STORED RECORDS
=====

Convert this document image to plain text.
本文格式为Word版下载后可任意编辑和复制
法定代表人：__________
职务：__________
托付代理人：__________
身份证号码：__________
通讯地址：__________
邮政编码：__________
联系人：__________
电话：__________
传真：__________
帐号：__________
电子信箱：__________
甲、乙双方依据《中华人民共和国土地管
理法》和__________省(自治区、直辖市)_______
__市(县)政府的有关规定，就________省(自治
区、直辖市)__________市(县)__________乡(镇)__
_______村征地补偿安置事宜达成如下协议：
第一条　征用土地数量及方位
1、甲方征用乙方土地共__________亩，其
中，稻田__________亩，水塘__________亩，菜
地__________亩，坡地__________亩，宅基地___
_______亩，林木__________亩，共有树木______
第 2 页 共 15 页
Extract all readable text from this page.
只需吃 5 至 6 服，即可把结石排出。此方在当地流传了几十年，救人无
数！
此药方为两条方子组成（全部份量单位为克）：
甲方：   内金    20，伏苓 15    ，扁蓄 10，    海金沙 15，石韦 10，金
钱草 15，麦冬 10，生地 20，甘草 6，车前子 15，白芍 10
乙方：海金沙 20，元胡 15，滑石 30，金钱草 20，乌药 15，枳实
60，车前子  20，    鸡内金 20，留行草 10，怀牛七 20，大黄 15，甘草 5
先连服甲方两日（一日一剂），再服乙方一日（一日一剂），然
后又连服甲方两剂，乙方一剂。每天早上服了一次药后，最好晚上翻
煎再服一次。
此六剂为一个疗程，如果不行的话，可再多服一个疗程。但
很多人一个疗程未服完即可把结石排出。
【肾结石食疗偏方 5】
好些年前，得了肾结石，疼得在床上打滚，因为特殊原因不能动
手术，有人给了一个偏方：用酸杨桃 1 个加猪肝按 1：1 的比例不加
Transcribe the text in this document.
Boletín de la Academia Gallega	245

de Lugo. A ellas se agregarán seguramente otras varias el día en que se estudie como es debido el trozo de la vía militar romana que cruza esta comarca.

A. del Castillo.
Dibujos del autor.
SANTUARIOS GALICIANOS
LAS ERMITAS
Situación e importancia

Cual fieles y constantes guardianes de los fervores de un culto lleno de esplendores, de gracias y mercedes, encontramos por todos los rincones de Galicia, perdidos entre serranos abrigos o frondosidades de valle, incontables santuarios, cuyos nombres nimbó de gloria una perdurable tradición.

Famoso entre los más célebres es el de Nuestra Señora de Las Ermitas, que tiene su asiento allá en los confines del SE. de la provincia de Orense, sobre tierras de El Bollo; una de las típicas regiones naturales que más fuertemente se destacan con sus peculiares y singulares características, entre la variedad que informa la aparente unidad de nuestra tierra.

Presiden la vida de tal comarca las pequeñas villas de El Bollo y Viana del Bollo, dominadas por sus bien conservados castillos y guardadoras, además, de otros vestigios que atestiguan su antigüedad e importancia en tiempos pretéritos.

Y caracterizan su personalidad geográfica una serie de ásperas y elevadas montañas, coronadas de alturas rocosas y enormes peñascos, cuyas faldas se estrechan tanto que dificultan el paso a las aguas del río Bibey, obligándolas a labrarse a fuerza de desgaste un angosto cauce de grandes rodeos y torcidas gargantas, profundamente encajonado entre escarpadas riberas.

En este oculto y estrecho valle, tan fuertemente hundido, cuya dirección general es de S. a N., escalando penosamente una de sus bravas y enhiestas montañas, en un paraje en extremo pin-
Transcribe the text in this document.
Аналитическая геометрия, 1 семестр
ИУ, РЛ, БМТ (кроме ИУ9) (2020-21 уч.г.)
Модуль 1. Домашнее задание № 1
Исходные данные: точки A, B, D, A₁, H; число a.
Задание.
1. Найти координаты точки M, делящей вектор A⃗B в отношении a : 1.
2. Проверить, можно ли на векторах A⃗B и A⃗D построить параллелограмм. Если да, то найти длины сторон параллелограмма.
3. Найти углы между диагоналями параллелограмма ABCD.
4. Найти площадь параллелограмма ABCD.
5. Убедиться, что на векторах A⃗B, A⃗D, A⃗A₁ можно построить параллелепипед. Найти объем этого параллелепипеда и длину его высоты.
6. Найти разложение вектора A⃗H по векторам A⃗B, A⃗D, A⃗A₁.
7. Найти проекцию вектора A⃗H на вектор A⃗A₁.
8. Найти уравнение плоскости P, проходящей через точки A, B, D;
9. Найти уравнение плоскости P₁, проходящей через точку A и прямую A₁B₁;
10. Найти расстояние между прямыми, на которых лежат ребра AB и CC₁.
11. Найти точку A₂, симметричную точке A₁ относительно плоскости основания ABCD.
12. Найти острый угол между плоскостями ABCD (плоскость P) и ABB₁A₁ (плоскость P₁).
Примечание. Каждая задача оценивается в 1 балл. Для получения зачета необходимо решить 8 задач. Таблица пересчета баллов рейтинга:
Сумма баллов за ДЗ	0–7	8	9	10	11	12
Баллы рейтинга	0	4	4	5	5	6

=====

EXERCISE
Write out the records shown above, exactly as they appear.

WRITTEN SOLUTION
Convert this document image to plain text.
本文格式为Word版下载后可任意编辑和复制
法定代表人：__________
职务：__________
托付代理人：__________
身份证号码：__________
通讯地址：__________
邮政编码：__________
联系人：__________
电话：__________
传真：__________
帐号：__________
电子信箱：__________
甲、乙双方依据《中华人民共和国土地管
理法》和__________省(自治区、直辖市)_______
__市(县)政府的有关规定，就________省(自治
区、直辖市)__________市(县)__________乡(镇)__
_______村征地补偿安置事宜达成如下协议：
第一条　征用土地数量及方位
1、甲方征用乙方土地共__________亩，其
中，稻田__________亩，水塘__________亩，菜
地__________亩，坡地__________亩，宅基地___
_______亩，林木__________亩，共有树木______
第 2 页 共 15 页
Extract all readable text from this page.
只需吃 5 至 6 服，即可把结石排出。此方在当地流传了几十年，救人无
数！
此药方为两条方子组成（全部份量单位为克）：
甲方：   内金    20，伏苓 15    ，扁蓄 10，    海金沙 15，石韦 10，金
钱草 15，麦冬 10，生地 20，甘草 6，车前子 15，白芍 10
乙方：海金沙 20，元胡 15，滑石 30，金钱草 20，乌药 15，枳实
60，车前子  20，    鸡内金 20，留行草 10，怀牛七 20，大黄 15，甘草 5
先连服甲方两日（一日一剂），再服乙方一日（一日一剂），然
后又连服甲方两剂，乙方一剂。每天早上服了一次药后，最好晚上翻
煎再服一次。
此六剂为一个疗程，如果不行的话，可再多服一个疗程。但
很多人一个疗程未服完即可把结石排出。
【肾结石食疗偏方 5】
好些年前，得了肾结石，疼得在床上打滚，因为特殊原因不能动
手术，有人给了一个偏方：用酸杨桃 1 个加猪肝按 1：1 的比例不加
Transcribe the text in this document.
Boletín de la Academia Gallega	245

de Lugo. A ellas se agregarán seguramente otras varias el día en que se estudie como es debido el trozo de la vía militar romana que cruza esta comarca.

A. del Castillo.
Dibujos del autor.
SANTUARIOS GALICIANOS
LAS ERMITAS
Situación e importancia

Cual fieles y constantes guardianes de los fervores de un culto lleno de esplendores, de gracias y mercedes, encontramos por todos los rincones de Galicia, perdidos entre serranos abrigos o frondosidades de valle, incontables santuarios, cuyos nombres nimbó de gloria una perdurable tradición.

Famoso entre los más célebres es el de Nuestra Señora de Las Ermitas, que tiene su asiento allá en los confines del SE. de la provincia de Orense, sobre tierras de El Bollo; una de las típicas regiones naturales que más fuertemente se destacan con sus peculiares y singulares características, entre la variedad que informa la aparente unidad de nuestra tierra.

Presiden la vida de tal comarca las pequeñas villas de El Bollo y Viana del Bollo, dominadas por sus bien conservados castillos y guardadoras, además, de otros vestigios que atestiguan su antigüedad e importancia en tiempos pretéritos.

Y caracterizan su personalidad geográfica una serie de ásperas y elevadas montañas, coronadas de alturas rocosas y enormes peñascos, cuyas faldas se estrechan tanto que dificultan el paso a las aguas del río Bibey, obligándolas a labrarse a fuerza de desgaste un angosto cauce de grandes rodeos y torcidas gargantas, profundamente encajonado entre escarpadas riberas.

En este oculto y estrecho valle, tan fuertemente hundido, cuya dirección general es de S. a N., escalando penosamente una de sus bravas y enhiestas montañas, en un paraje en extremo pin-
Transcribe the text in this document.
Аналитическая геометрия, 1 семестр
ИУ, РЛ, БМТ (кроме ИУ9) (2020-21 уч.г.)
Модуль 1. Домашнее задание № 1
Исходные данные: точки A, B, D, A₁, H; число a.
Задание.
1. Найти координаты точки M, делящей вектор A⃗B в отношении a : 1.
2. Проверить, можно ли на векторах A⃗B и A⃗D построить параллелограмм. Если да, то найти длины сторон параллелограмма.
3. Найти углы между диагоналями параллелограмма ABCD.
4. Найти площадь параллелограмма ABCD.
5. Убедиться, что на векторах A⃗B, A⃗D, A⃗A₁ можно построить параллелепипед. Найти объем этого параллелепипеда и длину его высоты.
6. Найти разложение вектора A⃗H по векторам A⃗B, A⃗D, A⃗A₁.
7. Найти проекцию вектора A⃗H на вектор A⃗A₁.
8. Найти уравнение плоскости P, проходящей через точки A, B, D;
9. Найти уравнение плоскости P₁, проходящей через точку A и прямую A₁B₁;
10. Найти расстояние между прямыми, на которых лежат ребра AB и CC₁.
11. Найти точку A₂, симметричную точке A₁ относительно плоскости основания ABCD.
12. Найти острый угол между плоскостями ABCD (плоскость P) и ABB₁A₁ (плоскость P₁).
Примечание. Каждая задача оценивается в 1 балл. Для получения зачета необходимо решить 8 задач. Таблица пересчета баллов рейтинга:
Сумма баллов за ДЗ	0–7	8	9	10	11	12
Баллы рейтинга	0	4	4	5	5	6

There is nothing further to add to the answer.